DIRECTIONS – Reproduce verbatim the lines in the entries below, from the line containing "cell-info: Sunrise: 5:59" through the line containing "calendar-cell: 19Sunrise: 5:49", including both of those lines.

ENTRIES SHOWN –
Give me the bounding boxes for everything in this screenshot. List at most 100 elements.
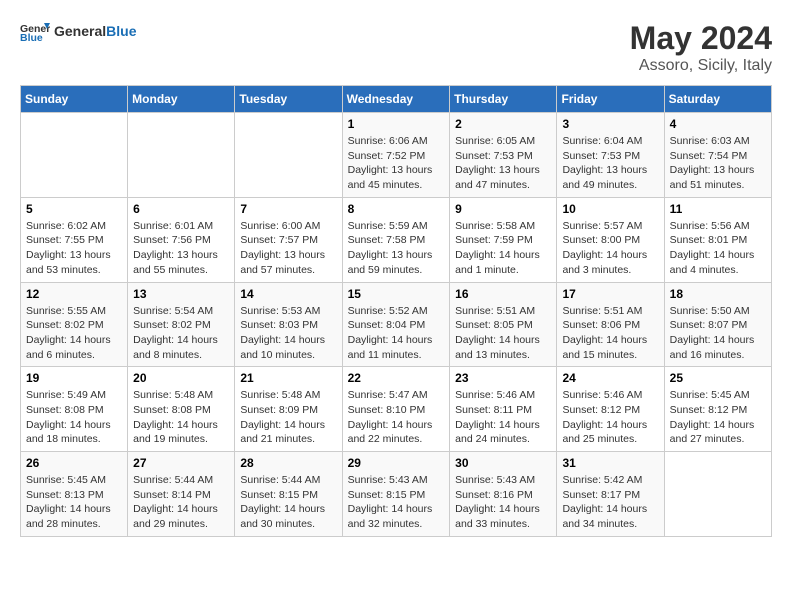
cell-info: Sunrise: 5:59 AM Sunset: 7:58 PM Dayligh… [348,219,445,278]
cell-info: Sunrise: 5:55 AM Sunset: 8:02 PM Dayligh… [26,304,122,363]
day-number: 7 [240,202,336,216]
calendar-cell [664,452,771,537]
calendar-cell: 19Sunrise: 5:49 AM Sunset: 8:08 PM Dayli… [21,367,128,452]
header-row: SundayMondayTuesdayWednesdayThursdayFrid… [21,86,772,113]
cell-info: Sunrise: 5:51 AM Sunset: 8:05 PM Dayligh… [455,304,551,363]
calendar-cell: 16 Sunrise: 5:51 AM Sunset: 8:05 PM Dayli… [450,282,557,367]
day-number: 6 [133,202,229,216]
day-number: 31 [562,456,658,470]
day-number: 24 [562,371,658,385]
page-header: General Blue GeneralBlue May 2024 Assoro… [20,20,772,75]
title-block: May 2024 Assoro, Sicily, Italy [630,20,772,75]
day-number: 1 [348,117,445,131]
day-number: 22 [348,371,445,385]
cell-info: Sunrise: 5:48 AM Sunset: 8:09 PM Dayligh… [240,388,336,447]
cell-info: Sunrise: 5:47 AM Sunset: 8:10 PM Dayligh… [348,388,445,447]
day-number: 28 [240,456,336,470]
header-cell-thursday: Thursday [450,86,557,113]
calendar-cell: 8 Sunrise: 5:59 AM Sunset: 7:58 PM Daylig… [342,197,450,282]
cell-info: Sunrise: 5:48 AM Sunset: 8:08 PM Dayligh… [133,388,229,447]
cell-info: Sunrise: 5:44 AM Sunset: 8:14 PM Dayligh… [133,473,229,532]
calendar-cell [21,113,128,198]
calendar-cell: 11 Sunrise: 5:56 AM Sunset: 8:01 PM Dayli… [664,197,771,282]
day-number: 25 [670,371,766,385]
header-cell-tuesday: Tuesday [235,86,342,113]
cell-info: Sunrise: 6:00 AM Sunset: 7:57 PM Dayligh… [240,219,336,278]
cell-info: Sunrise: 5:49 AM Sunset: 8:08 PM Dayligh… [26,388,122,447]
day-number: 18 [670,287,766,301]
day-number: 13 [133,287,229,301]
day-number: 14 [240,287,336,301]
day-number: 21 [240,371,336,385]
logo: General Blue GeneralBlue [20,20,136,44]
calendar-cell: 28 Sunrise: 5:44 AM Sunset: 8:15 PM Dayli… [235,452,342,537]
cell-info: Sunrise: 6:06 AM Sunset: 7:52 PM Dayligh… [348,134,445,193]
week-row-4: 19Sunrise: 5:49 AM Sunset: 8:08 PM Dayli… [21,367,772,452]
day-number: 11 [670,202,766,216]
calendar-cell [128,113,235,198]
calendar-cell: 31 Sunrise: 5:42 AM Sunset: 8:17 PM Dayli… [557,452,664,537]
week-row-1: 1 Sunrise: 6:06 AM Sunset: 7:52 PM Daylig… [21,113,772,198]
cell-info: Sunrise: 5:45 AM Sunset: 8:13 PM Dayligh… [26,473,122,532]
day-number: 2 [455,117,551,131]
day-number: 30 [455,456,551,470]
cell-info: Sunrise: 6:02 AM Sunset: 7:55 PM Dayligh… [26,219,122,278]
week-row-2: 5Sunrise: 6:02 AM Sunset: 7:55 PM Daylig… [21,197,772,282]
calendar-cell: 1 Sunrise: 6:06 AM Sunset: 7:52 PM Daylig… [342,113,450,198]
header-cell-wednesday: Wednesday [342,86,450,113]
calendar-cell: 10 Sunrise: 5:57 AM Sunset: 8:00 PM Dayli… [557,197,664,282]
calendar-cell: 13Sunrise: 5:54 AM Sunset: 8:02 PM Dayli… [128,282,235,367]
day-number: 20 [133,371,229,385]
logo-general: General [54,23,106,39]
header-cell-sunday: Sunday [21,86,128,113]
calendar-cell: 22 Sunrise: 5:47 AM Sunset: 8:10 PM Dayli… [342,367,450,452]
calendar-cell: 25 Sunrise: 5:45 AM Sunset: 8:12 PM Dayli… [664,367,771,452]
cell-info: Sunrise: 5:43 AM Sunset: 8:15 PM Dayligh… [348,473,445,532]
cell-info: Sunrise: 6:04 AM Sunset: 7:53 PM Dayligh… [562,134,658,193]
calendar-cell: 18 Sunrise: 5:50 AM Sunset: 8:07 PM Dayli… [664,282,771,367]
day-number: 15 [348,287,445,301]
week-row-3: 12Sunrise: 5:55 AM Sunset: 8:02 PM Dayli… [21,282,772,367]
cell-info: Sunrise: 5:52 AM Sunset: 8:04 PM Dayligh… [348,304,445,363]
day-number: 8 [348,202,445,216]
cell-info: Sunrise: 5:46 AM Sunset: 8:11 PM Dayligh… [455,388,551,447]
svg-text:Blue: Blue [20,32,43,44]
calendar-cell: 20 Sunrise: 5:48 AM Sunset: 8:08 PM Dayli… [128,367,235,452]
day-number: 23 [455,371,551,385]
day-number: 9 [455,202,551,216]
calendar-cell: 5Sunrise: 6:02 AM Sunset: 7:55 PM Daylig… [21,197,128,282]
day-number: 10 [562,202,658,216]
calendar-cell: 29 Sunrise: 5:43 AM Sunset: 8:15 PM Dayli… [342,452,450,537]
cell-info: Sunrise: 5:53 AM Sunset: 8:03 PM Dayligh… [240,304,336,363]
calendar-cell: 24Sunrise: 5:46 AM Sunset: 8:12 PM Dayli… [557,367,664,452]
calendar-cell: 14 Sunrise: 5:53 AM Sunset: 8:03 PM Dayli… [235,282,342,367]
calendar-cell: 15 Sunrise: 5:52 AM Sunset: 8:04 PM Dayli… [342,282,450,367]
cell-info: Sunrise: 5:56 AM Sunset: 8:01 PM Dayligh… [670,219,766,278]
day-number: 26 [26,456,122,470]
calendar-cell: 6Sunrise: 6:01 AM Sunset: 7:56 PM Daylig… [128,197,235,282]
calendar-cell: 17Sunrise: 5:51 AM Sunset: 8:06 PM Dayli… [557,282,664,367]
calendar-cell: 21 Sunrise: 5:48 AM Sunset: 8:09 PM Dayli… [235,367,342,452]
cell-info: Sunrise: 5:45 AM Sunset: 8:12 PM Dayligh… [670,388,766,447]
calendar-cell: 7 Sunrise: 6:00 AM Sunset: 7:57 PM Daylig… [235,197,342,282]
day-number: 16 [455,287,551,301]
cell-info: Sunrise: 5:58 AM Sunset: 7:59 PM Dayligh… [455,219,551,278]
logo-blue: Blue [106,23,136,39]
header-cell-saturday: Saturday [664,86,771,113]
calendar-cell: 3 Sunrise: 6:04 AM Sunset: 7:53 PM Daylig… [557,113,664,198]
calendar-cell: 4Sunrise: 6:03 AM Sunset: 7:54 PM Daylig… [664,113,771,198]
cell-info: Sunrise: 5:50 AM Sunset: 8:07 PM Dayligh… [670,304,766,363]
main-title: May 2024 [630,20,772,57]
cell-info: Sunrise: 5:57 AM Sunset: 8:00 PM Dayligh… [562,219,658,278]
calendar-cell: 30Sunrise: 5:43 AM Sunset: 8:16 PM Dayli… [450,452,557,537]
cell-info: Sunrise: 5:51 AM Sunset: 8:06 PM Dayligh… [562,304,658,363]
week-row-5: 26 Sunrise: 5:45 AM Sunset: 8:13 PM Dayli… [21,452,772,537]
header-cell-monday: Monday [128,86,235,113]
cell-info: Sunrise: 5:44 AM Sunset: 8:15 PM Dayligh… [240,473,336,532]
day-number: 29 [348,456,445,470]
calendar-cell: 23 Sunrise: 5:46 AM Sunset: 8:11 PM Dayli… [450,367,557,452]
calendar-cell [235,113,342,198]
cell-info: Sunrise: 5:42 AM Sunset: 8:17 PM Dayligh… [562,473,658,532]
day-number: 3 [562,117,658,131]
day-number: 4 [670,117,766,131]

FULL RESPONSE –
cell-info: Sunrise: 5:59 AM Sunset: 7:58 PM Dayligh… [348,219,445,278]
cell-info: Sunrise: 5:55 AM Sunset: 8:02 PM Dayligh… [26,304,122,363]
day-number: 7 [240,202,336,216]
calendar-cell [664,452,771,537]
calendar-cell: 19Sunrise: 5:49 AM Sunset: 8:08 PM Dayli… [21,367,128,452]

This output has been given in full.